Records from a data collection:
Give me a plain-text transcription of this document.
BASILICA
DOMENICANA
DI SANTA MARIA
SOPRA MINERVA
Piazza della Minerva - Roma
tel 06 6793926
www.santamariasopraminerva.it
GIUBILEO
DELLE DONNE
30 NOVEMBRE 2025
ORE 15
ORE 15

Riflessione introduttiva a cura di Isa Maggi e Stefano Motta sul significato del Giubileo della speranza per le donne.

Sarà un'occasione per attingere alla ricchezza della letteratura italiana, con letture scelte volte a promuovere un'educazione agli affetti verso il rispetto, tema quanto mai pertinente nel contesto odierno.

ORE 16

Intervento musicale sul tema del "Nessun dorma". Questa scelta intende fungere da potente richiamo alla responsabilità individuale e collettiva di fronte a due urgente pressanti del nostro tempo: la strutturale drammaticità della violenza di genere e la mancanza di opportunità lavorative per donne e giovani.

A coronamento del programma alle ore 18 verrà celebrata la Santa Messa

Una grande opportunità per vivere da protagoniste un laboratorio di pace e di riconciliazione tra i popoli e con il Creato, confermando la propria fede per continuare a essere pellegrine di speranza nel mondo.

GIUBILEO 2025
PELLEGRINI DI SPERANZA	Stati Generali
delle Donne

◆ **Task directions**
Produce a verbatim transcription of the entries above.

◆ **Exercise answer**
Give me a plain-text transcription of this document.
BASILICA
DOMENICANA
DI SANTA MARIA
SOPRA MINERVA
Piazza della Minerva - Roma
tel 06 6793926
www.santamariasopraminerva.it
GIUBILEO
DELLE DONNE
30 NOVEMBRE 2025
ORE 15
ORE 15

Riflessione introduttiva a cura di Isa Maggi e Stefano Motta sul significato del Giubileo della speranza per le donne.

Sarà un'occasione per attingere alla ricchezza della letteratura italiana, con letture scelte volte a promuovere un'educazione agli affetti verso il rispetto, tema quanto mai pertinente nel contesto odierno.

ORE 16

Intervento musicale sul tema del "Nessun dorma". Questa scelta intende fungere da potente richiamo alla responsabilità individuale e collettiva di fronte a due urgente pressanti del nostro tempo: la strutturale drammaticità della violenza di genere e la mancanza di opportunità lavorative per donne e giovani.

A coronamento del programma alle ore 18 verrà celebrata la Santa Messa

Una grande opportunità per vivere da protagoniste un laboratorio di pace e di riconciliazione tra i popoli e con il Creato, confermando la propria fede per continuare a essere pellegrine di speranza nel mondo.

GIUBILEO 2025
PELLEGRINI DI SPERANZA	Stati Generali
delle Donne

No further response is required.